Retype every entry exactly, character for character.

○ ○ ○

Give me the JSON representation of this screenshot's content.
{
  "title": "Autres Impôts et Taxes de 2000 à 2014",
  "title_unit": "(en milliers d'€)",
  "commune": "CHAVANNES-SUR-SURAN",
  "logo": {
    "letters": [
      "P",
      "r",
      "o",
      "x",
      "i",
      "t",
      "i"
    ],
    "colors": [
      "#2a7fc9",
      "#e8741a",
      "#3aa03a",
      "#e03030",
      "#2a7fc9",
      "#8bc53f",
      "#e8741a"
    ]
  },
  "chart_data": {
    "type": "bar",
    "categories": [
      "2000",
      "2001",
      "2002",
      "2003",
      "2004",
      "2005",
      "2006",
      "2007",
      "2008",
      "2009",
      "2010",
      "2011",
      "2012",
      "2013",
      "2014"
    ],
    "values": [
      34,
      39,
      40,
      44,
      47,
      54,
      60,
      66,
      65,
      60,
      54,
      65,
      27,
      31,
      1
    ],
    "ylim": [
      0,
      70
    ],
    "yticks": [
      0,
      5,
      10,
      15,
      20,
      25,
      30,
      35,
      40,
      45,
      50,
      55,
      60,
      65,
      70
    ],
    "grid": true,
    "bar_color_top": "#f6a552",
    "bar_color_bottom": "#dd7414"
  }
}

○ ○ ○

## Exercise answer
Give me the JSON representation of this screenshot's content.
{
  "title": "Autres Impôts et Taxes de 2000 à 2014",
  "title_unit": "(en milliers d'€)",
  "commune": "CHAVANNES-SUR-SURAN",
  "logo": {
    "letters": [
      "P",
      "r",
      "o",
      "x",
      "i",
      "t",
      "i"
    ],
    "colors": [
      "#2a7fc9",
      "#e8741a",
      "#3aa03a",
      "#e03030",
      "#2a7fc9",
      "#8bc53f",
      "#e8741a"
    ]
  },
  "chart_data": {
    "type": "bar",
    "categories": [
      "2000",
      "2001",
      "2002",
      "2003",
      "2004",
      "2005",
      "2006",
      "2007",
      "2008",
      "2009",
      "2010",
      "2011",
      "2012",
      "2013",
      "2014"
    ],
    "values": [
      34,
      39,
      40,
      44,
      47,
      54,
      60,
      66,
      65,
      60,
      54,
      65,
      27,
      31,
      1
    ],
    "ylim": [
      0,
      70
    ],
    "yticks": [
      0,
      5,
      10,
      15,
      20,
      25,
      30,
      35,
      40,
      45,
      50,
      55,
      60,
      65,
      70
    ],
    "grid": true,
    "bar_color_top": "#f6a552",
    "bar_color_bottom": "#dd7414"
  }
}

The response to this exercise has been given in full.